Written instruction:
Copy out every record below with complete accuracy.

Input material:
○ ○ ○ ○ ○

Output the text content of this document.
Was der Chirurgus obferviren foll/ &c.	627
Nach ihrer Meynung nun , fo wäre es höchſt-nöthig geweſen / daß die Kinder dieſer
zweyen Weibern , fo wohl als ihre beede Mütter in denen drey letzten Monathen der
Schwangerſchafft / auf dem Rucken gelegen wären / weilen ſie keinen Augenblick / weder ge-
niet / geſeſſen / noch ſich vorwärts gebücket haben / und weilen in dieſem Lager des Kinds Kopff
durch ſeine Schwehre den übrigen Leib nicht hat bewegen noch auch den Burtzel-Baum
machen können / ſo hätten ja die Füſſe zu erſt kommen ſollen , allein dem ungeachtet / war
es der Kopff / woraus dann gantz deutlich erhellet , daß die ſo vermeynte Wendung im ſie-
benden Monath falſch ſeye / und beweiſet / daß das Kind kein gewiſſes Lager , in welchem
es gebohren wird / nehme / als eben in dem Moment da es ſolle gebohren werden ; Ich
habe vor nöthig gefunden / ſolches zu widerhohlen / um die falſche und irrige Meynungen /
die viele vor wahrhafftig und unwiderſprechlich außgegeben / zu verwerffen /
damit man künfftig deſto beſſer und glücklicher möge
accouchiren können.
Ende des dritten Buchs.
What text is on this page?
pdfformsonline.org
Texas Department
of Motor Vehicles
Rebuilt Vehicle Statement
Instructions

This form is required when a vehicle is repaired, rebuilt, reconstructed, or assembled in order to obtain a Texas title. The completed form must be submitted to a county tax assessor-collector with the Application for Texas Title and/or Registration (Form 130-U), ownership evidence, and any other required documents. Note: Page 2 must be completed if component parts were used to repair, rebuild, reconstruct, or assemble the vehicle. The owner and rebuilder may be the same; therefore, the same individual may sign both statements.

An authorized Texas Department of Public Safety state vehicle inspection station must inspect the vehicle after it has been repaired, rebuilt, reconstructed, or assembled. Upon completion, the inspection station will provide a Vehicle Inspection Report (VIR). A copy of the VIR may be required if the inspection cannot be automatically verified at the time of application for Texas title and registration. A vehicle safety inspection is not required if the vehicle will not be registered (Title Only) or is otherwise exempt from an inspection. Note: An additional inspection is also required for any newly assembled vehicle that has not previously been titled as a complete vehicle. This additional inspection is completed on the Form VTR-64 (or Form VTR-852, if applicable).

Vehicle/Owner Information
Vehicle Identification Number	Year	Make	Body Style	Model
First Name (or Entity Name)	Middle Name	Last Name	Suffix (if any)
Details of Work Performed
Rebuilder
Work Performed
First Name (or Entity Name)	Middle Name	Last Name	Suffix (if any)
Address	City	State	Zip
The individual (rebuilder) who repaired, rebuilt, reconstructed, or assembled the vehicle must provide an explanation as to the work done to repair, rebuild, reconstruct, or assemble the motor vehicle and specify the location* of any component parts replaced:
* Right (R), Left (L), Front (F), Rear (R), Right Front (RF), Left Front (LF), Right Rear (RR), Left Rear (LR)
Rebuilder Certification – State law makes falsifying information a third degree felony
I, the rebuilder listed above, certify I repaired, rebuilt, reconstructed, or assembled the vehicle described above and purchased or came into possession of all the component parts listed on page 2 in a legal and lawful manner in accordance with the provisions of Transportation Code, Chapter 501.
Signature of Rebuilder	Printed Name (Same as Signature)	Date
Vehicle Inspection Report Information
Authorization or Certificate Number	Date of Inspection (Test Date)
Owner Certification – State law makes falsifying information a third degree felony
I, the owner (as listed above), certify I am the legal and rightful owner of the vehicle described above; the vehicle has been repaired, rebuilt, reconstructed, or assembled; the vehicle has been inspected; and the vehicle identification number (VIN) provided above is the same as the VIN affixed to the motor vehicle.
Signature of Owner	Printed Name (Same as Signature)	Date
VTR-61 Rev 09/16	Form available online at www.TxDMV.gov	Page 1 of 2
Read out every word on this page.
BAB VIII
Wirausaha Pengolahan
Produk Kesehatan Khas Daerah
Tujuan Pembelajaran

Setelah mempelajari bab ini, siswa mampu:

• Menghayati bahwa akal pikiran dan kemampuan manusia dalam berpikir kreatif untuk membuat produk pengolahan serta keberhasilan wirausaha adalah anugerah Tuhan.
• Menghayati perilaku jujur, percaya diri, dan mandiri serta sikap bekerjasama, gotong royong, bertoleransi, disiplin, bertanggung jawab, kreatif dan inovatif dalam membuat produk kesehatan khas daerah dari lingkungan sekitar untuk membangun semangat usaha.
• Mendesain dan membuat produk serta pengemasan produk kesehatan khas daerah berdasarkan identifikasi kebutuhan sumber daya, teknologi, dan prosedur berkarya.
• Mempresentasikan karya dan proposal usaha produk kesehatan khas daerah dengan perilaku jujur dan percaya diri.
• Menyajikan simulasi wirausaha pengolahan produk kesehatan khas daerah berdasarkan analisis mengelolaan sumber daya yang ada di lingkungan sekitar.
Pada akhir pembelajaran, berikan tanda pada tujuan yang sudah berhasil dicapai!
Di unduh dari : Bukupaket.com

○ ○ ○ ○ ○

Written response:
Output the text content of this document.
Was der Chirurgus obferviren foll/ &c.	627
Nach ihrer Meynung nun , fo wäre es höchſt-nöthig geweſen / daß die Kinder dieſer
zweyen Weibern , fo wohl als ihre beede Mütter in denen drey letzten Monathen der
Schwangerſchafft / auf dem Rucken gelegen wären / weilen ſie keinen Augenblick / weder ge-
niet / geſeſſen / noch ſich vorwärts gebücket haben / und weilen in dieſem Lager des Kinds Kopff
durch ſeine Schwehre den übrigen Leib nicht hat bewegen noch auch den Burtzel-Baum
machen können / ſo hätten ja die Füſſe zu erſt kommen ſollen , allein dem ungeachtet / war
es der Kopff / woraus dann gantz deutlich erhellet , daß die ſo vermeynte Wendung im ſie-
benden Monath falſch ſeye / und beweiſet / daß das Kind kein gewiſſes Lager , in welchem
es gebohren wird / nehme / als eben in dem Moment da es ſolle gebohren werden ; Ich
habe vor nöthig gefunden / ſolches zu widerhohlen / um die falſche und irrige Meynungen /
die viele vor wahrhafftig und unwiderſprechlich außgegeben / zu verwerffen /
damit man künfftig deſto beſſer und glücklicher möge
accouchiren können.
Ende des dritten Buchs.
What text is on this page?
pdfformsonline.org
Texas Department
of Motor Vehicles
Rebuilt Vehicle Statement
Instructions

This form is required when a vehicle is repaired, rebuilt, reconstructed, or assembled in order to obtain a Texas title. The completed form must be submitted to a county tax assessor-collector with the Application for Texas Title and/or Registration (Form 130-U), ownership evidence, and any other required documents. Note: Page 2 must be completed if component parts were used to repair, rebuild, reconstruct, or assemble the vehicle. The owner and rebuilder may be the same; therefore, the same individual may sign both statements.

An authorized Texas Department of Public Safety state vehicle inspection station must inspect the vehicle after it has been repaired, rebuilt, reconstructed, or assembled. Upon completion, the inspection station will provide a Vehicle Inspection Report (VIR). A copy of the VIR may be required if the inspection cannot be automatically verified at the time of application for Texas title and registration. A vehicle safety inspection is not required if the vehicle will not be registered (Title Only) or is otherwise exempt from an inspection. Note: An additional inspection is also required for any newly assembled vehicle that has not previously been titled as a complete vehicle. This additional inspection is completed on the Form VTR-64 (or Form VTR-852, if applicable).

Vehicle/Owner Information
Vehicle Identification Number	Year	Make	Body Style	Model
First Name (or Entity Name)	Middle Name	Last Name	Suffix (if any)
Details of Work Performed
Rebuilder
Work Performed
First Name (or Entity Name)	Middle Name	Last Name	Suffix (if any)
Address	City	State	Zip
The individual (rebuilder) who repaired, rebuilt, reconstructed, or assembled the vehicle must provide an explanation as to the work done to repair, rebuild, reconstruct, or assemble the motor vehicle and specify the location* of any component parts replaced:
* Right (R), Left (L), Front (F), Rear (R), Right Front (RF), Left Front (LF), Right Rear (RR), Left Rear (LR)
Rebuilder Certification – State law makes falsifying information a third degree felony
I, the rebuilder listed above, certify I repaired, rebuilt, reconstructed, or assembled the vehicle described above and purchased or came into possession of all the component parts listed on page 2 in a legal and lawful manner in accordance with the provisions of Transportation Code, Chapter 501.
Signature of Rebuilder	Printed Name (Same as Signature)	Date
Vehicle Inspection Report Information
Authorization or Certificate Number	Date of Inspection (Test Date)
Owner Certification – State law makes falsifying information a third degree felony
I, the owner (as listed above), certify I am the legal and rightful owner of the vehicle described above; the vehicle has been repaired, rebuilt, reconstructed, or assembled; the vehicle has been inspected; and the vehicle identification number (VIN) provided above is the same as the VIN affixed to the motor vehicle.
Signature of Owner	Printed Name (Same as Signature)	Date
VTR-61 Rev 09/16	Form available online at www.TxDMV.gov	Page 1 of 2
Read out every word on this page.
BAB VIII
Wirausaha Pengolahan
Produk Kesehatan Khas Daerah
Tujuan Pembelajaran

Setelah mempelajari bab ini, siswa mampu:

• Menghayati bahwa akal pikiran dan kemampuan manusia dalam berpikir kreatif untuk membuat produk pengolahan serta keberhasilan wirausaha adalah anugerah Tuhan.
• Menghayati perilaku jujur, percaya diri, dan mandiri serta sikap bekerjasama, gotong royong, bertoleransi, disiplin, bertanggung jawab, kreatif dan inovatif dalam membuat produk kesehatan khas daerah dari lingkungan sekitar untuk membangun semangat usaha.
• Mendesain dan membuat produk serta pengemasan produk kesehatan khas daerah berdasarkan identifikasi kebutuhan sumber daya, teknologi, dan prosedur berkarya.
• Mempresentasikan karya dan proposal usaha produk kesehatan khas daerah dengan perilaku jujur dan percaya diri.
• Menyajikan simulasi wirausaha pengolahan produk kesehatan khas daerah berdasarkan analisis mengelolaan sumber daya yang ada di lingkungan sekitar.
Pada akhir pembelajaran, berikan tanda pada tujuan yang sudah berhasil dicapai!
Di unduh dari : Bukupaket.com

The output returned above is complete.